> Task objective
Transcribe the records in full, keeping every character as it is.

> Material to process
-------------------------

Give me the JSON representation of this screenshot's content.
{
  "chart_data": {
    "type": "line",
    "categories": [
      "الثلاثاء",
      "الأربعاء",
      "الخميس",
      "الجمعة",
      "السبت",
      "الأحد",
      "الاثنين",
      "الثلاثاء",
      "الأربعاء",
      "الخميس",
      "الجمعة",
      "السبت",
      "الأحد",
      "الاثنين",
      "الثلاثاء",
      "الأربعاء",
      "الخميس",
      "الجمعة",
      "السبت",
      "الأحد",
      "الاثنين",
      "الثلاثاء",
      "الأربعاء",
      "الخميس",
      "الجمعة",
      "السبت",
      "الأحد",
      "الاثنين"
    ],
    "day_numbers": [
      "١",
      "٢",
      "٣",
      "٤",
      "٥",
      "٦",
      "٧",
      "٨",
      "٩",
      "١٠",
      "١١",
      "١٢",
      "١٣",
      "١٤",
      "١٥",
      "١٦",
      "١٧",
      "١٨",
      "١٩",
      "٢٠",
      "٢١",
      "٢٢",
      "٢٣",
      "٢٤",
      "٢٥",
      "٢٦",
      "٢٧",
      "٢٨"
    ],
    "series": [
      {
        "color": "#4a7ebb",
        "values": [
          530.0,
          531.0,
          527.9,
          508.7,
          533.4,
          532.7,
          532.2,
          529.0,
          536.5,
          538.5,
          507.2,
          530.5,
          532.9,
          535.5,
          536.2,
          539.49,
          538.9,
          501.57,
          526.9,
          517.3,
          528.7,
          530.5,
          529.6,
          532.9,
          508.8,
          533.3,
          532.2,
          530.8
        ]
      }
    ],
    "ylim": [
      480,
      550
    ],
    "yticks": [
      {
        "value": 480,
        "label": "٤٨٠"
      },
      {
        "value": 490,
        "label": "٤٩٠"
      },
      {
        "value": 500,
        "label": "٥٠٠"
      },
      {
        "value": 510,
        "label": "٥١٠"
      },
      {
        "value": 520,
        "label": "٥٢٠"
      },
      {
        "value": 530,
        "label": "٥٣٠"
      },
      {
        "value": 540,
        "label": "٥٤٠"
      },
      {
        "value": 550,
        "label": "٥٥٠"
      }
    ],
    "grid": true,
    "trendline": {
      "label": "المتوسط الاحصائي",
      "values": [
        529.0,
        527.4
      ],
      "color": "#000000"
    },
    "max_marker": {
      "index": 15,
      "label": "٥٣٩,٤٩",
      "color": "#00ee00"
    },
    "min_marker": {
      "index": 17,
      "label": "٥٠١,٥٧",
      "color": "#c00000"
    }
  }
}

-------------------------

> Complete response
Give me the JSON representation of this screenshot's content.
{
  "chart_data": {
    "type": "line",
    "categories": [
      "الثلاثاء",
      "الأربعاء",
      "الخميس",
      "الجمعة",
      "السبت",
      "الأحد",
      "الاثنين",
      "الثلاثاء",
      "الأربعاء",
      "الخميس",
      "الجمعة",
      "السبت",
      "الأحد",
      "الاثنين",
      "الثلاثاء",
      "الأربعاء",
      "الخميس",
      "الجمعة",
      "السبت",
      "الأحد",
      "الاثنين",
      "الثلاثاء",
      "الأربعاء",
      "الخميس",
      "الجمعة",
      "السبت",
      "الأحد",
      "الاثنين"
    ],
    "day_numbers": [
      "١",
      "٢",
      "٣",
      "٤",
      "٥",
      "٦",
      "٧",
      "٨",
      "٩",
      "١٠",
      "١١",
      "١٢",
      "١٣",
      "١٤",
      "١٥",
      "١٦",
      "١٧",
      "١٨",
      "١٩",
      "٢٠",
      "٢١",
      "٢٢",
      "٢٣",
      "٢٤",
      "٢٥",
      "٢٦",
      "٢٧",
      "٢٨"
    ],
    "series": [
      {
        "color": "#4a7ebb",
        "values": [
          530.0,
          531.0,
          527.9,
          508.7,
          533.4,
          532.7,
          532.2,
          529.0,
          536.5,
          538.5,
          507.2,
          530.5,
          532.9,
          535.5,
          536.2,
          539.49,
          538.9,
          501.57,
          526.9,
          517.3,
          528.7,
          530.5,
          529.6,
          532.9,
          508.8,
          533.3,
          532.2,
          530.8
        ]
      }
    ],
    "ylim": [
      480,
      550
    ],
    "yticks": [
      {
        "value": 480,
        "label": "٤٨٠"
      },
      {
        "value": 490,
        "label": "٤٩٠"
      },
      {
        "value": 500,
        "label": "٥٠٠"
      },
      {
        "value": 510,
        "label": "٥١٠"
      },
      {
        "value": 520,
        "label": "٥٢٠"
      },
      {
        "value": 530,
        "label": "٥٣٠"
      },
      {
        "value": 540,
        "label": "٥٤٠"
      },
      {
        "value": 550,
        "label": "٥٥٠"
      }
    ],
    "grid": true,
    "trendline": {
      "label": "المتوسط الاحصائي",
      "values": [
        529.0,
        527.4
      ],
      "color": "#000000"
    },
    "max_marker": {
      "index": 15,
      "label": "٥٣٩,٤٩",
      "color": "#00ee00"
    },
    "min_marker": {
      "index": 17,
      "label": "٥٠١,٥٧",
      "color": "#c00000"
    }
  }
}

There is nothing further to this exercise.